Description of the task: Pull every "假如我是学习委员" line out of the data below.

---- Data shown

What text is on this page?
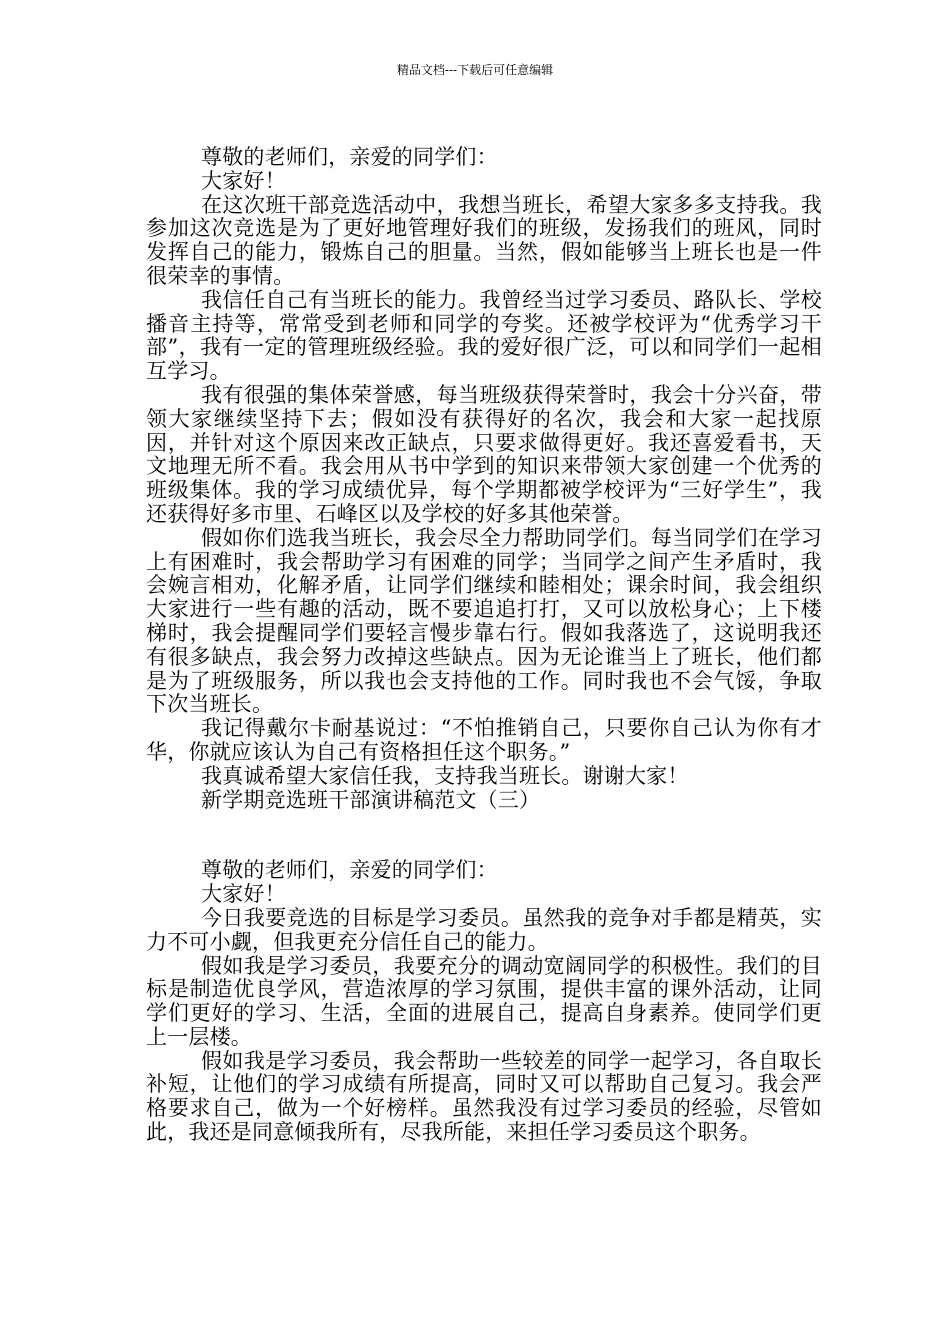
精品文档---下载后可任意编辑

尊敬的老师们，亲爱的同学们：

大家好！

在这次班干部竞选活动中，我想当班长，希望大家多多支持我。我参加这次竞选是为了更好地管理好我们的班级，发扬我们的班风，同时发挥自己的能力，锻炼自己的胆量。当然，假如能够当上班长也是一件很荣幸的事情。

我信任自己有当班长的能力。我曾经当过学习委员、路队长、学校播音主持等，常常受到老师和同学的夸奖。还被学校评为“优秀学习干部”，我有一定的管理班级经验。我的爱好很广泛，可以和同学们一起相互学习。

我有很强的集体荣誉感，每当班级获得荣誉时，我会十分兴奋，带领大家继续坚持下去；假如没有获得好的名次，我会和大家一起找原因，并针对这个原因来改正缺点，只要求做得更好。我还喜爱看书，天文地理无所不看。我会用从书中学到的知识来带领大家创建一个优秀的班级集体。我的学习成绩优异，每个学期都被学校评为“三好学生”，我还获得好多市里、石峰区以及学校的好多其他荣誉。

假如你们选我当班长，我会尽全力帮助同学们。每当同学们在学习上有困难时，我会帮助学习有困难的同学；当同学之间产生矛盾时，我会婉言相劝，化解矛盾，让同学们继续和睦相处；课余时间，我会组织大家进行一些有趣的活动，既不要追追打打，又可以放松身心；上下楼梯时，我会提醒同学们要轻言慢步靠右行。假如我落选了，这说明我还有很多缺点，我会努力改掉这些缺点。因为无论谁当上了班长，他们都是为了班级服务，所以我也会支持他的工作。同时我也不会气馁，争取下次当班长。

我记得戴尔卡耐基说过：“不怕推销自己，只要你自己认为你有才华，你就应该认为自己有资格担任这个职务。”

我真诚希望大家信任我，支持我当班长。谢谢大家！

新学期竞选班干部演讲稿范文（三）

尊敬的老师们，亲爱的同学们：

大家好！

今日我要竞选的目标是学习委员。虽然我的竞争对手都是精英，实力不可小觑，但我更充分信任自己的能力。

假如我是学习委员，我要充分的调动宽阔同学的积极性。我们的目标是制造优良学风，营造浓厚的学习氛围，提供丰富的课外活动，让同学们更好的学习、生活，全面的进展自己，提高自身素养。使同学们更上一层楼。

假如我是学习委员，我会帮助一些较差的同学一起学习，各自取长补短，让他们的学习成绩有所提高，同时又可以帮助自己复习。我会严格要求自己，做为一个好榜样。虽然我没有过学习委员的经验，尽管如此，我还是同意倾我所有，尽我所能，来担任学习委员这个职务。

--------

Exercise answer:
假如我是学习委员，我要充分的调动宽阔同学的积极性。我们的目标是制造优良学风，营造浓厚的学习氛围，提供丰富的课外活动，让同学们更好的学习、生活，全面的进展自己，提高自身素养。使同学们更上一层楼。
假如我是学习委员，我会帮助一些较差的同学一起学习，各自取长补短，让他们的学习成绩有所提高，同时又可以帮助自己复习。我会严格要求自己，做为一个好榜样。虽然我没有过学习委员的经验，尽管如此，我还是同意倾我所有，尽我所能，来担任学习委员这个职务。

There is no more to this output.